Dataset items
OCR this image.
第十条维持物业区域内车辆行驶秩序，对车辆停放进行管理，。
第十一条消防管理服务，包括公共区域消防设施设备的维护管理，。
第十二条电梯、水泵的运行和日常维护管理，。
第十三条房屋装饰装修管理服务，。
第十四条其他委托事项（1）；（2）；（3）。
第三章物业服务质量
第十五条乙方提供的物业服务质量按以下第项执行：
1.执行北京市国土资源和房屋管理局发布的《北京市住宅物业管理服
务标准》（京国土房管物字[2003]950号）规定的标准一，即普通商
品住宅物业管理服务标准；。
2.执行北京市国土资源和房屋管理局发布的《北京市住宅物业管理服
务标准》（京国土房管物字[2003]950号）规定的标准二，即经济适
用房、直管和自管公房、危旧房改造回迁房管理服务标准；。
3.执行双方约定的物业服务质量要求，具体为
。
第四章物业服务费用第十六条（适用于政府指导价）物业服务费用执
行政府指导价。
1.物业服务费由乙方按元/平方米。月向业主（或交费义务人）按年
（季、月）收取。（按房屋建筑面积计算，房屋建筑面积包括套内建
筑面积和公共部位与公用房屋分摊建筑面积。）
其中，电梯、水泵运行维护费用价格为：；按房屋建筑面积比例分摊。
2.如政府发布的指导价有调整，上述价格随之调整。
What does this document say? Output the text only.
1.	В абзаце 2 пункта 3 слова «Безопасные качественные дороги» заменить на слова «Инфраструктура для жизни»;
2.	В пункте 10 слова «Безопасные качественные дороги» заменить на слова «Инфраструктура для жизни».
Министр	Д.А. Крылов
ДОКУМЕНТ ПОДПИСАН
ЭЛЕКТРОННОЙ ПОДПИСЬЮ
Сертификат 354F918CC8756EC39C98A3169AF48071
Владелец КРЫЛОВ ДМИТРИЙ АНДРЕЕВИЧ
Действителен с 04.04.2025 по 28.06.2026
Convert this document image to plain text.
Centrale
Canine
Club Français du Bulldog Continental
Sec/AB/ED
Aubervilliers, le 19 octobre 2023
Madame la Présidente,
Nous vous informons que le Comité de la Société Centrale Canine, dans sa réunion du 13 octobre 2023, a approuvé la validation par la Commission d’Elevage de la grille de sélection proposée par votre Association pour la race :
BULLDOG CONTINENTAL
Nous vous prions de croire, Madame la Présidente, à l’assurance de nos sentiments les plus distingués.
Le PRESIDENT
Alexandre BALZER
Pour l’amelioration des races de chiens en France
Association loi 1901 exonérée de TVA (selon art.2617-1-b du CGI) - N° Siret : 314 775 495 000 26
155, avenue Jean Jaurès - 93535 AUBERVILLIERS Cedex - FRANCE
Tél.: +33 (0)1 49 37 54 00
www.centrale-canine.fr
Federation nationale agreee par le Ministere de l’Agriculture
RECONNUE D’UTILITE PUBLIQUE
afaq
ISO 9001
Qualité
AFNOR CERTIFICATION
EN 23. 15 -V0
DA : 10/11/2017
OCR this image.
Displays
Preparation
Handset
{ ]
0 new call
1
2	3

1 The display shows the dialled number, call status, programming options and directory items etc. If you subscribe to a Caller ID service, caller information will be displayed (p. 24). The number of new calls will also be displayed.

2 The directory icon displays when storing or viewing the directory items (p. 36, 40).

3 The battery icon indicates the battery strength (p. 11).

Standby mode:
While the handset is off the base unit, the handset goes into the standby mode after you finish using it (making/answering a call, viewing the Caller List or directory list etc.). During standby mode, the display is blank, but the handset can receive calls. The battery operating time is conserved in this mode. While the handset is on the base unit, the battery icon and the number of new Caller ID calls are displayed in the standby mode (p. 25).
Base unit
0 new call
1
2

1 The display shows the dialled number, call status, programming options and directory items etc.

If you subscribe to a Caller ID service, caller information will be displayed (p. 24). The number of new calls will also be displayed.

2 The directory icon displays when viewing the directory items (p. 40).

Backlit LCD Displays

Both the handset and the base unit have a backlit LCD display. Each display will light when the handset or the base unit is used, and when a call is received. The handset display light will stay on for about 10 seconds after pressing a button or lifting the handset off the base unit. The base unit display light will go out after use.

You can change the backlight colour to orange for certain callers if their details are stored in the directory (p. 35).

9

**Problem details**
Every entry in the listing must be retyped exactly.

**Response**
OCR this image.
第十条维持物业区域内车辆行驶秩序，对车辆停放进行管理，。
第十一条消防管理服务，包括公共区域消防设施设备的维护管理，。
第十二条电梯、水泵的运行和日常维护管理，。
第十三条房屋装饰装修管理服务，。
第十四条其他委托事项（1）；（2）；（3）。
第三章物业服务质量
第十五条乙方提供的物业服务质量按以下第项执行：
1.执行北京市国土资源和房屋管理局发布的《北京市住宅物业管理服
务标准》（京国土房管物字[2003]950号）规定的标准一，即普通商
品住宅物业管理服务标准；。
2.执行北京市国土资源和房屋管理局发布的《北京市住宅物业管理服
务标准》（京国土房管物字[2003]950号）规定的标准二，即经济适
用房、直管和自管公房、危旧房改造回迁房管理服务标准；。
3.执行双方约定的物业服务质量要求，具体为
。
第四章物业服务费用第十六条（适用于政府指导价）物业服务费用执
行政府指导价。
1.物业服务费由乙方按元/平方米。月向业主（或交费义务人）按年
（季、月）收取。（按房屋建筑面积计算，房屋建筑面积包括套内建
筑面积和公共部位与公用房屋分摊建筑面积。）
其中，电梯、水泵运行维护费用价格为：；按房屋建筑面积比例分摊。
2.如政府发布的指导价有调整，上述价格随之调整。
What does this document say? Output the text only.
1.	В абзаце 2 пункта 3 слова «Безопасные качественные дороги» заменить на слова «Инфраструктура для жизни»;
2.	В пункте 10 слова «Безопасные качественные дороги» заменить на слова «Инфраструктура для жизни».
Министр	Д.А. Крылов
ДОКУМЕНТ ПОДПИСАН
ЭЛЕКТРОННОЙ ПОДПИСЬЮ
Сертификат 354F918CC8756EC39C98A3169AF48071
Владелец КРЫЛОВ ДМИТРИЙ АНДРЕЕВИЧ
Действителен с 04.04.2025 по 28.06.2026
Convert this document image to plain text.
Centrale
Canine
Club Français du Bulldog Continental
Sec/AB/ED
Aubervilliers, le 19 octobre 2023
Madame la Présidente,
Nous vous informons que le Comité de la Société Centrale Canine, dans sa réunion du 13 octobre 2023, a approuvé la validation par la Commission d’Elevage de la grille de sélection proposée par votre Association pour la race :
BULLDOG CONTINENTAL
Nous vous prions de croire, Madame la Présidente, à l’assurance de nos sentiments les plus distingués.
Le PRESIDENT
Alexandre BALZER
Pour l’amelioration des races de chiens en France
Association loi 1901 exonérée de TVA (selon art.2617-1-b du CGI) - N° Siret : 314 775 495 000 26
155, avenue Jean Jaurès - 93535 AUBERVILLIERS Cedex - FRANCE
Tél.: +33 (0)1 49 37 54 00
www.centrale-canine.fr
Federation nationale agreee par le Ministere de l’Agriculture
RECONNUE D’UTILITE PUBLIQUE
afaq
ISO 9001
Qualité
AFNOR CERTIFICATION
EN 23. 15 -V0
DA : 10/11/2017
OCR this image.
Displays
Preparation
Handset
{ ]
0 new call
1
2	3

1 The display shows the dialled number, call status, programming options and directory items etc. If you subscribe to a Caller ID service, caller information will be displayed (p. 24). The number of new calls will also be displayed.

2 The directory icon displays when storing or viewing the directory items (p. 36, 40).

3 The battery icon indicates the battery strength (p. 11).

Standby mode:
While the handset is off the base unit, the handset goes into the standby mode after you finish using it (making/answering a call, viewing the Caller List or directory list etc.). During standby mode, the display is blank, but the handset can receive calls. The battery operating time is conserved in this mode. While the handset is on the base unit, the battery icon and the number of new Caller ID calls are displayed in the standby mode (p. 25).
Base unit
0 new call
1
2

1 The display shows the dialled number, call status, programming options and directory items etc.

If you subscribe to a Caller ID service, caller information will be displayed (p. 24). The number of new calls will also be displayed.

2 The directory icon displays when viewing the directory items (p. 40).

Backlit LCD Displays

Both the handset and the base unit have a backlit LCD display. Each display will light when the handset or the base unit is used, and when a call is received. The handset display light will stay on for about 10 seconds after pressing a button or lifting the handset off the base unit. The base unit display light will go out after use.

You can change the backlight colour to orange for certain callers if their details are stored in the directory (p. 35).

9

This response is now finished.